### [Input]
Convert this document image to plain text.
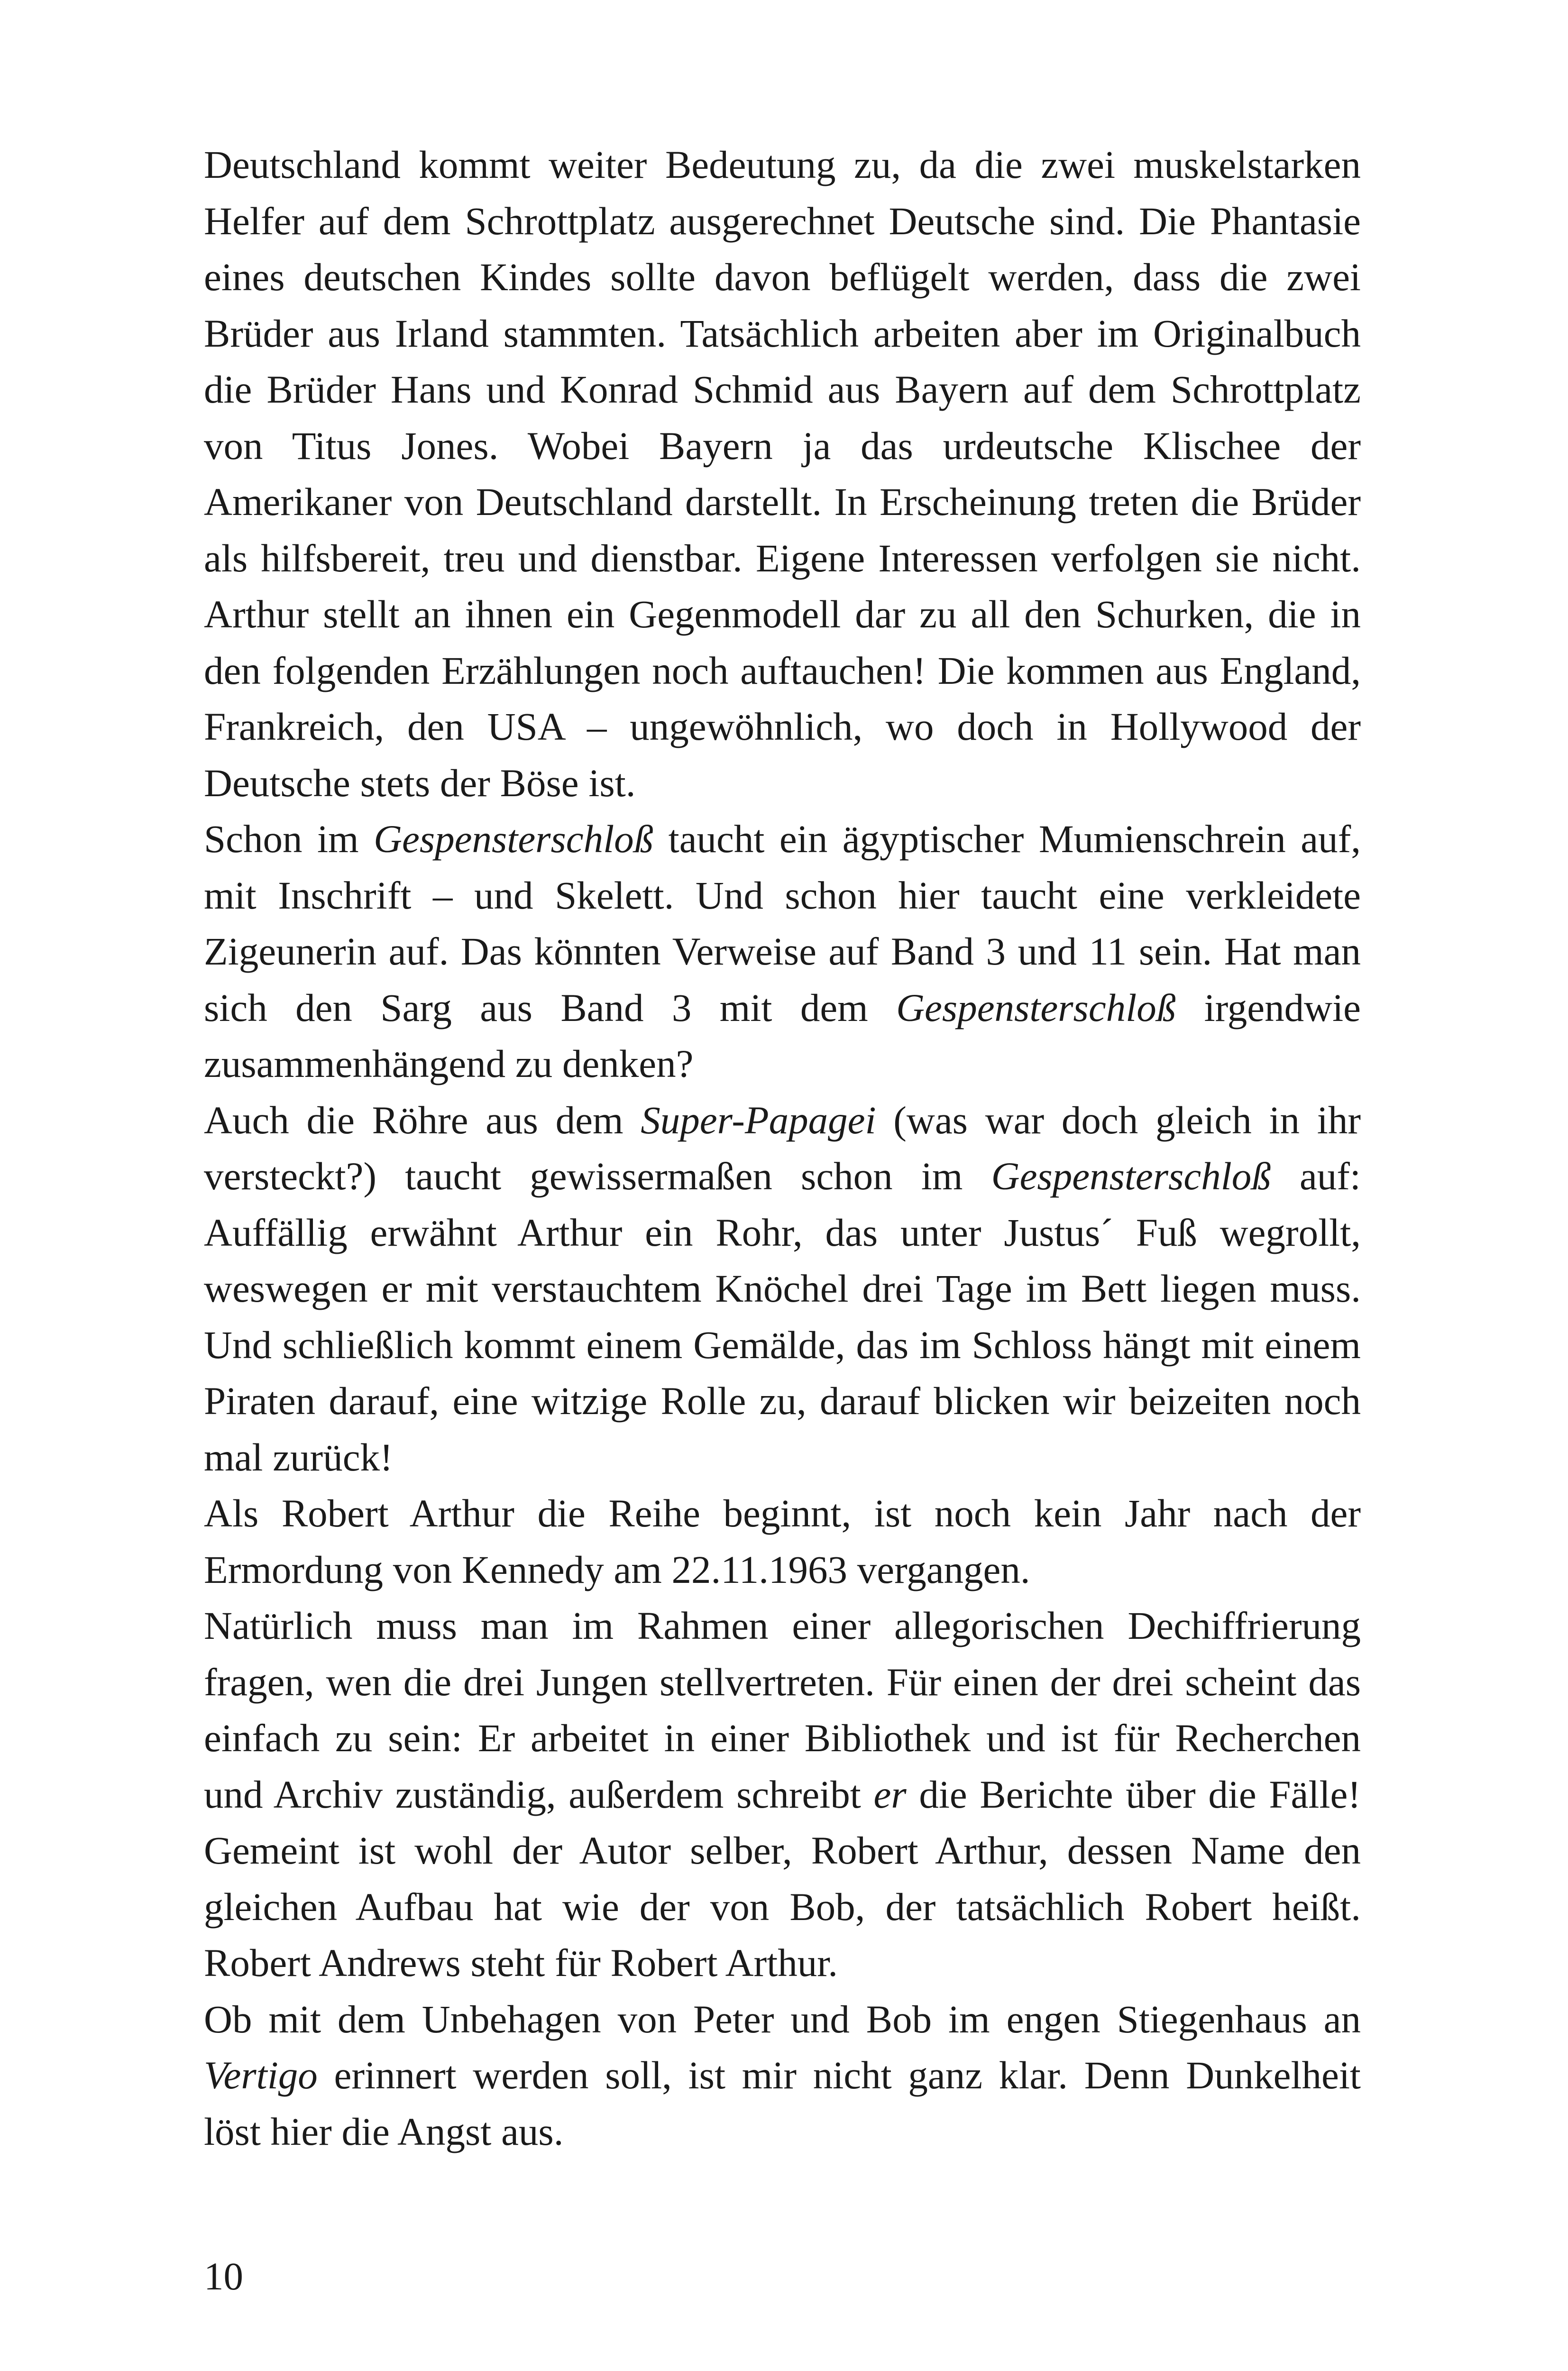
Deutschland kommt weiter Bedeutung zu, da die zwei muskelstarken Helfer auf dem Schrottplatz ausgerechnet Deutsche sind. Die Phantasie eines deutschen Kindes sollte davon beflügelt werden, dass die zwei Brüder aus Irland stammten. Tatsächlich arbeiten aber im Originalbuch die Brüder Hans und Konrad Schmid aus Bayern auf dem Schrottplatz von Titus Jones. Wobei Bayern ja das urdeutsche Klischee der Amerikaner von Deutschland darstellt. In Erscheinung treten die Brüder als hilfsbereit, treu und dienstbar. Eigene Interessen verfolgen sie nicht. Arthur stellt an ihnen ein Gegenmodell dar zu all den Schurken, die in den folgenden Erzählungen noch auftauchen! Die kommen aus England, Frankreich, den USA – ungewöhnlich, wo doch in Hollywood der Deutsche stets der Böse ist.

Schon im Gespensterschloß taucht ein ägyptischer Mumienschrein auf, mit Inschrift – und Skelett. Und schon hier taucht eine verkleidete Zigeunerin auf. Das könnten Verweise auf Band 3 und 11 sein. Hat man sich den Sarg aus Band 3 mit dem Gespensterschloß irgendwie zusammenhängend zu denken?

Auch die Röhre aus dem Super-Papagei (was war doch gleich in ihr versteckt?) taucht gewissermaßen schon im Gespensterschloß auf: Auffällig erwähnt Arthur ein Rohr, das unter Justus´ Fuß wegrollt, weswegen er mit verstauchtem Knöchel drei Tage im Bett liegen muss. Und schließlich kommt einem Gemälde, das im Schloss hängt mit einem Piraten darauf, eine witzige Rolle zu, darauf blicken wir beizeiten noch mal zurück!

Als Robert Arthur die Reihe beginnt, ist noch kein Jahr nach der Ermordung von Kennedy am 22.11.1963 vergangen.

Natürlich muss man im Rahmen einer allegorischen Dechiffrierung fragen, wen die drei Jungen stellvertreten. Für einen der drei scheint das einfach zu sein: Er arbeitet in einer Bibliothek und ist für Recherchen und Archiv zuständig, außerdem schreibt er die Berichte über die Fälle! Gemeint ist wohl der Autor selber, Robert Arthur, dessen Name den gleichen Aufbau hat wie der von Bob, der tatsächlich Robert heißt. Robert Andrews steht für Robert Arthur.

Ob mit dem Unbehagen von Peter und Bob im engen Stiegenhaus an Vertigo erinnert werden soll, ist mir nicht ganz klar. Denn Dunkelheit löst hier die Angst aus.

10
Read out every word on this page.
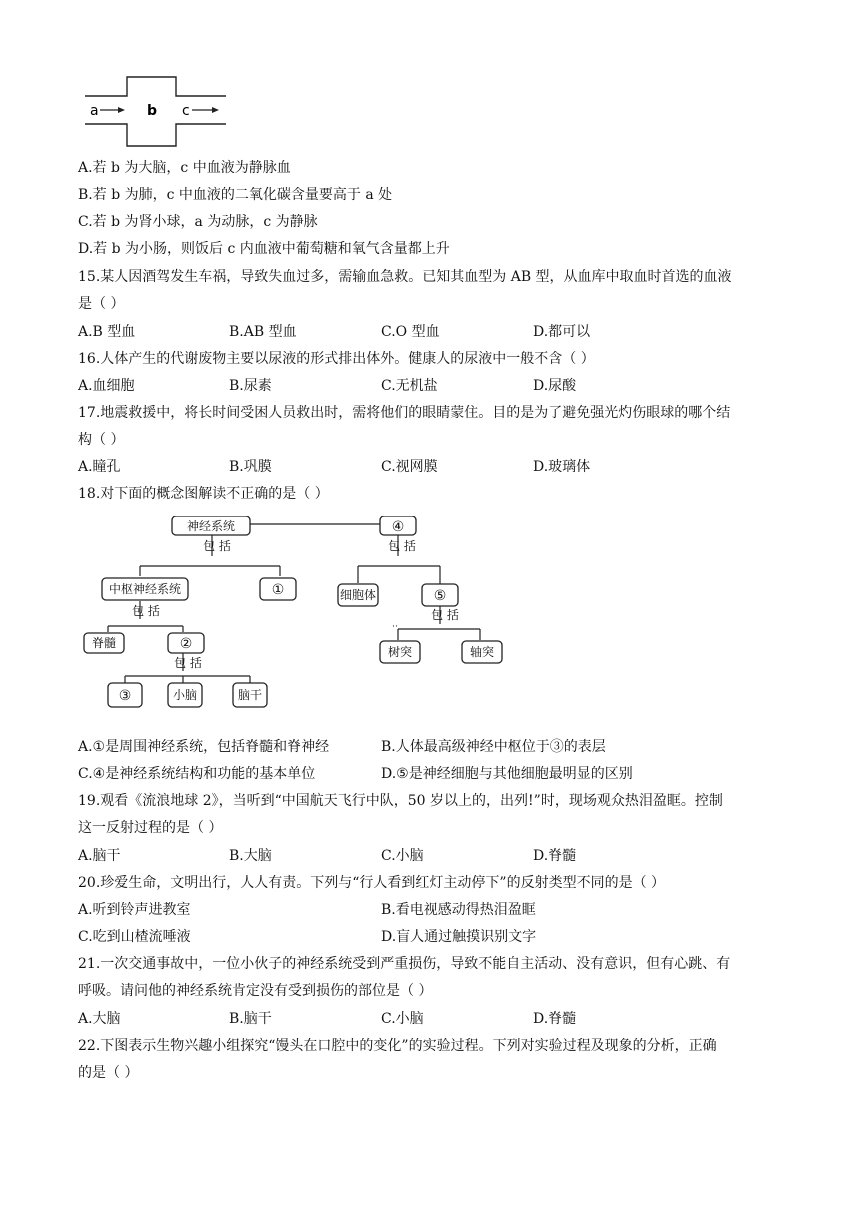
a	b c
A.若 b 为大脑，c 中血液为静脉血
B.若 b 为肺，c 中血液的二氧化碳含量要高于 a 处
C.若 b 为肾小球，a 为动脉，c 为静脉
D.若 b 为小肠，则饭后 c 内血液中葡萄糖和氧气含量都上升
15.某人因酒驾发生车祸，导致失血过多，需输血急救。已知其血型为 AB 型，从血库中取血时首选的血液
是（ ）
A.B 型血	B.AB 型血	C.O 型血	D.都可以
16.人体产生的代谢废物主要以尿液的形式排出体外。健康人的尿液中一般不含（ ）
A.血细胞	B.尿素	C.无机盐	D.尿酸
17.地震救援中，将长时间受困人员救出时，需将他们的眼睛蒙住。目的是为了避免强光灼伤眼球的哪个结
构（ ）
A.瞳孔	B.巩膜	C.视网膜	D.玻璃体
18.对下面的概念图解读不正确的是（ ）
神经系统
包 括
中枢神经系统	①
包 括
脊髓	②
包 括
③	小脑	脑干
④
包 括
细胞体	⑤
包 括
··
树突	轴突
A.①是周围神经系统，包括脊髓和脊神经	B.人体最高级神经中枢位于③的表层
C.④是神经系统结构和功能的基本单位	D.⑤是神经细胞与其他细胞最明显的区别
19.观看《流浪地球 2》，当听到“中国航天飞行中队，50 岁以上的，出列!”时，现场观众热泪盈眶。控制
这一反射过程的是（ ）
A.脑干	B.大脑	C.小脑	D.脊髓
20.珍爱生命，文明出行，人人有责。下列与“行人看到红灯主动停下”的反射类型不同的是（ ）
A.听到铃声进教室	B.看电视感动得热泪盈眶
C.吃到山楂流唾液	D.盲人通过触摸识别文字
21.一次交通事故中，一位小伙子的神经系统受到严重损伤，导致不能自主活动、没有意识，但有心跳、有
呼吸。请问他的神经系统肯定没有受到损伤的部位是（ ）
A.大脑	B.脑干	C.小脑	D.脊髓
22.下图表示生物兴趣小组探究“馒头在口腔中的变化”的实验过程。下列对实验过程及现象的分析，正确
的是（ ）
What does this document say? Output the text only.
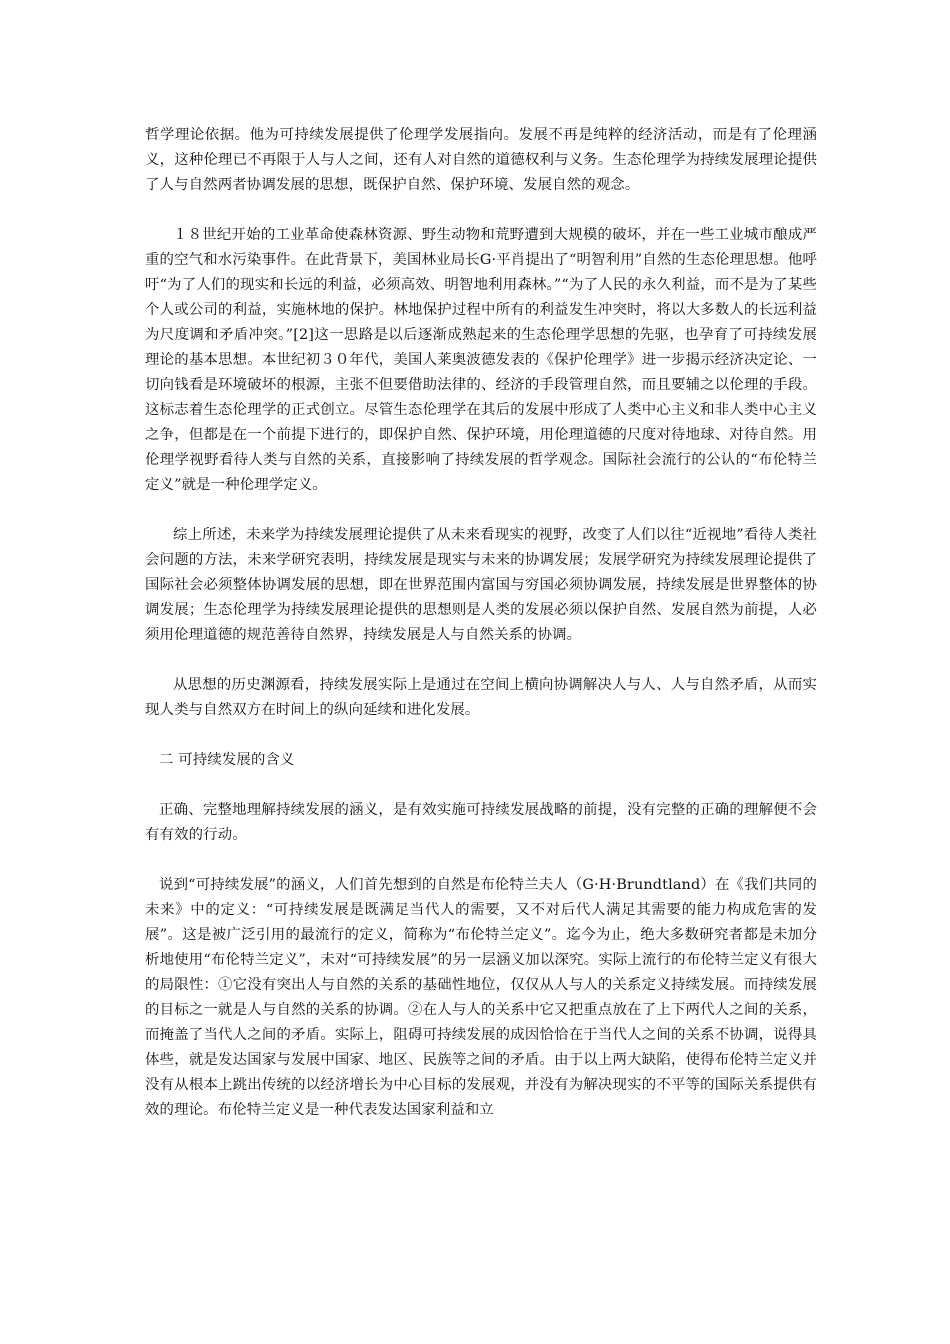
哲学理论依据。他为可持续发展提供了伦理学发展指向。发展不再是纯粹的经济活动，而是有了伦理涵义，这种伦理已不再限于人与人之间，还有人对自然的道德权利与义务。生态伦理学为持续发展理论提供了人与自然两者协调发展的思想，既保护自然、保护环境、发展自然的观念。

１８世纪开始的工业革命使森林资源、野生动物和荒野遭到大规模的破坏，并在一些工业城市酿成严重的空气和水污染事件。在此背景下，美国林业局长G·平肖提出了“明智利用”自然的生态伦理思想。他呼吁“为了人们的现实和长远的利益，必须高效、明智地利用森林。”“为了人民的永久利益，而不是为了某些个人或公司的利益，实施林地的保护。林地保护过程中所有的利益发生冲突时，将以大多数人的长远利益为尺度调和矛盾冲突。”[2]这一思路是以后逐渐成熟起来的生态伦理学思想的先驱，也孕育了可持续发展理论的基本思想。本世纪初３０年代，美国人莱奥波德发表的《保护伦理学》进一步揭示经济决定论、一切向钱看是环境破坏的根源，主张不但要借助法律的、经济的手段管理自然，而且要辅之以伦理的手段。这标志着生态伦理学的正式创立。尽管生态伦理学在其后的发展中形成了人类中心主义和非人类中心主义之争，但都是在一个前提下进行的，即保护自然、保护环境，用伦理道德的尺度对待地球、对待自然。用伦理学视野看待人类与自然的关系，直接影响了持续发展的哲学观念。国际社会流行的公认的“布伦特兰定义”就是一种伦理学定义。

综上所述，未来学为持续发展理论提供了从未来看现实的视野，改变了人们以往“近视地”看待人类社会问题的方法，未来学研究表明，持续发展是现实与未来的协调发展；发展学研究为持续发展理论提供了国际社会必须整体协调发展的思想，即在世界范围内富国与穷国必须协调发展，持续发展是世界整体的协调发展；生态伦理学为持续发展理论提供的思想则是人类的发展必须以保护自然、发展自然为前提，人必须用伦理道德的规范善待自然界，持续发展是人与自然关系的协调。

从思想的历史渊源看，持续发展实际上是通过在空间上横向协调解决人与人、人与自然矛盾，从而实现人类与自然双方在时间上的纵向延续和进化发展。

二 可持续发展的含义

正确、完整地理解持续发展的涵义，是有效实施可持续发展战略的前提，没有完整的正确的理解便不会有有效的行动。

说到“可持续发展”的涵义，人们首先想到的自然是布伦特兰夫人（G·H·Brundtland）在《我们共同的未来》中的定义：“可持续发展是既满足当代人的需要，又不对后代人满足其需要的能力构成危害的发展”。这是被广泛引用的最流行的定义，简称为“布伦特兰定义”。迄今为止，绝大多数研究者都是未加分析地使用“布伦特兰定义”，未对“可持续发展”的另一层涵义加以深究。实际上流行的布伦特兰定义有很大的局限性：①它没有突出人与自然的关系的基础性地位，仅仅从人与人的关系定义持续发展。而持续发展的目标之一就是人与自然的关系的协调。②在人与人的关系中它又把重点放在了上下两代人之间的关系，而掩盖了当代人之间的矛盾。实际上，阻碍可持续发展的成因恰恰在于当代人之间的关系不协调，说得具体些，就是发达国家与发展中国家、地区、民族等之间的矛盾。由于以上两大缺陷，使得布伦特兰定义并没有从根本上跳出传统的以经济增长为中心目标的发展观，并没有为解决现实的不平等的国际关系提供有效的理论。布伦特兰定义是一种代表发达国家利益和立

### [What you need to do]
Pick out each line that holds the string "nicht".

### [Expected answer]
Deutschland kommt weiter Bedeutung zu, da die zwei muskelstarken Helfer auf dem Schrottplatz ausgerechnet Deutsche sind. Die Phantasie eines deutschen Kindes sollte davon beflügelt werden, dass die zwei Brüder aus Irland stammten. Tatsächlich arbeiten aber im Originalbuch die Brüder Hans und Konrad Schmid aus Bayern auf dem Schrottplatz von Titus Jones. Wobei Bayern ja das urdeutsche Klischee der Amerikaner von Deutschland darstellt. In Erscheinung treten die Brüder als hilfsbereit, treu und dienstbar. Eigene Interessen verfolgen sie nicht. Arthur stellt an ihnen ein Gegenmodell dar zu all den Schurken, die in den folgenden Erzählungen noch auftauchen! Die kommen aus England, Frankreich, den USA – ungewöhnlich, wo doch in Hollywood der Deutsche stets der Böse ist.
Ob mit dem Unbehagen von Peter und Bob im engen Stiegenhaus an Vertigo erinnert werden soll, ist mir nicht ganz klar. Denn Dunkelheit löst hier die Angst aus.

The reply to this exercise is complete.